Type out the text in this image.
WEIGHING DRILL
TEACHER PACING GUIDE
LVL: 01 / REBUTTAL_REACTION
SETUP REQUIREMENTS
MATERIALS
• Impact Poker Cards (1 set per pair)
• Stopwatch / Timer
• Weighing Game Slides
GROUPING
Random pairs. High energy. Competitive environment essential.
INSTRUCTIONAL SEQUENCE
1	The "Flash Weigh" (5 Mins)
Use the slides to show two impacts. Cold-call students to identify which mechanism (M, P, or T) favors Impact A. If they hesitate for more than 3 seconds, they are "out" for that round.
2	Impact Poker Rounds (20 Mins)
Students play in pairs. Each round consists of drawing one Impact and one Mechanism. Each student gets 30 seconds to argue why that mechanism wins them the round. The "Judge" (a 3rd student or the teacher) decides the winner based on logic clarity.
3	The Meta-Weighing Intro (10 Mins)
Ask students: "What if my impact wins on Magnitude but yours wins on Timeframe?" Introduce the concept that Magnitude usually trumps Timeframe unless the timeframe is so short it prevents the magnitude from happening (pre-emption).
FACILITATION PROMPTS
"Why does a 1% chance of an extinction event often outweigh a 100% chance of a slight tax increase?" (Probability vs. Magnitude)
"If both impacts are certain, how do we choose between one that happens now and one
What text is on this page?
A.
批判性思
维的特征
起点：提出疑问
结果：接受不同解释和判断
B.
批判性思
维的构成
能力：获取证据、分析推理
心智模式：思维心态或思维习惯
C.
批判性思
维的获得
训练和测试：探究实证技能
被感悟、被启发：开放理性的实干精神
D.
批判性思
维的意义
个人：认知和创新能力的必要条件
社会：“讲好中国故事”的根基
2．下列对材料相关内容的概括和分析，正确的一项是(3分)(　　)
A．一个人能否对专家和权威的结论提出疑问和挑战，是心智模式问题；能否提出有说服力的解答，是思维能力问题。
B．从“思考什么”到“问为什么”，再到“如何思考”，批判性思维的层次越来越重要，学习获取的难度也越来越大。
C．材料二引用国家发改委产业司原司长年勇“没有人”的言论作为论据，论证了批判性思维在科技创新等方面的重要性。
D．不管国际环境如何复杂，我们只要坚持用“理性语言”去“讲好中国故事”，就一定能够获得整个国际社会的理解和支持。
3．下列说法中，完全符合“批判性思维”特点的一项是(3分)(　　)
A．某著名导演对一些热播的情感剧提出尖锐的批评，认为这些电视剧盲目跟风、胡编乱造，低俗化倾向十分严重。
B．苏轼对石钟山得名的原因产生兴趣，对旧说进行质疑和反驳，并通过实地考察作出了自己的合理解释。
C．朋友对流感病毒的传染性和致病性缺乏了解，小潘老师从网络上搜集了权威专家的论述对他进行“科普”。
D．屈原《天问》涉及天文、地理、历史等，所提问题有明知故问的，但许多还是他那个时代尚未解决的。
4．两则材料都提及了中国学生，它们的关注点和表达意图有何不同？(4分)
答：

> _TASK GOAL_
Please output the entries above, every line exactly as it reads.

> _OUTPUT FOR THIS TASK_
Type out the text in this image.
WEIGHING DRILL
TEACHER PACING GUIDE
LVL: 01 / REBUTTAL_REACTION
SETUP REQUIREMENTS
MATERIALS
• Impact Poker Cards (1 set per pair)
• Stopwatch / Timer
• Weighing Game Slides
GROUPING
Random pairs. High energy. Competitive environment essential.
INSTRUCTIONAL SEQUENCE
1	The "Flash Weigh" (5 Mins)
Use the slides to show two impacts. Cold-call students to identify which mechanism (M, P, or T) favors Impact A. If they hesitate for more than 3 seconds, they are "out" for that round.
2	Impact Poker Rounds (20 Mins)
Students play in pairs. Each round consists of drawing one Impact and one Mechanism. Each student gets 30 seconds to argue why that mechanism wins them the round. The "Judge" (a 3rd student or the teacher) decides the winner based on logic clarity.
3	The Meta-Weighing Intro (10 Mins)
Ask students: "What if my impact wins on Magnitude but yours wins on Timeframe?" Introduce the concept that Magnitude usually trumps Timeframe unless the timeframe is so short it prevents the magnitude from happening (pre-emption).
FACILITATION PROMPTS
"Why does a 1% chance of an extinction event often outweigh a 100% chance of a slight tax increase?" (Probability vs. Magnitude)
"If both impacts are certain, how do we choose between one that happens now and one
What text is on this page?
A.
批判性思
维的特征
起点：提出疑问
结果：接受不同解释和判断
B.
批判性思
维的构成
能力：获取证据、分析推理
心智模式：思维心态或思维习惯
C.
批判性思
维的获得
训练和测试：探究实证技能
被感悟、被启发：开放理性的实干精神
D.
批判性思
维的意义
个人：认知和创新能力的必要条件
社会：“讲好中国故事”的根基
2．下列对材料相关内容的概括和分析，正确的一项是(3分)(　　)
A．一个人能否对专家和权威的结论提出疑问和挑战，是心智模式问题；能否提出有说服力的解答，是思维能力问题。
B．从“思考什么”到“问为什么”，再到“如何思考”，批判性思维的层次越来越重要，学习获取的难度也越来越大。
C．材料二引用国家发改委产业司原司长年勇“没有人”的言论作为论据，论证了批判性思维在科技创新等方面的重要性。
D．不管国际环境如何复杂，我们只要坚持用“理性语言”去“讲好中国故事”，就一定能够获得整个国际社会的理解和支持。
3．下列说法中，完全符合“批判性思维”特点的一项是(3分)(　　)
A．某著名导演对一些热播的情感剧提出尖锐的批评，认为这些电视剧盲目跟风、胡编乱造，低俗化倾向十分严重。
B．苏轼对石钟山得名的原因产生兴趣，对旧说进行质疑和反驳，并通过实地考察作出了自己的合理解释。
C．朋友对流感病毒的传染性和致病性缺乏了解，小潘老师从网络上搜集了权威专家的论述对他进行“科普”。
D．屈原《天问》涉及天文、地理、历史等，所提问题有明知故问的，但许多还是他那个时代尚未解决的。
4．两则材料都提及了中国学生，它们的关注点和表达意图有何不同？(4分)
答：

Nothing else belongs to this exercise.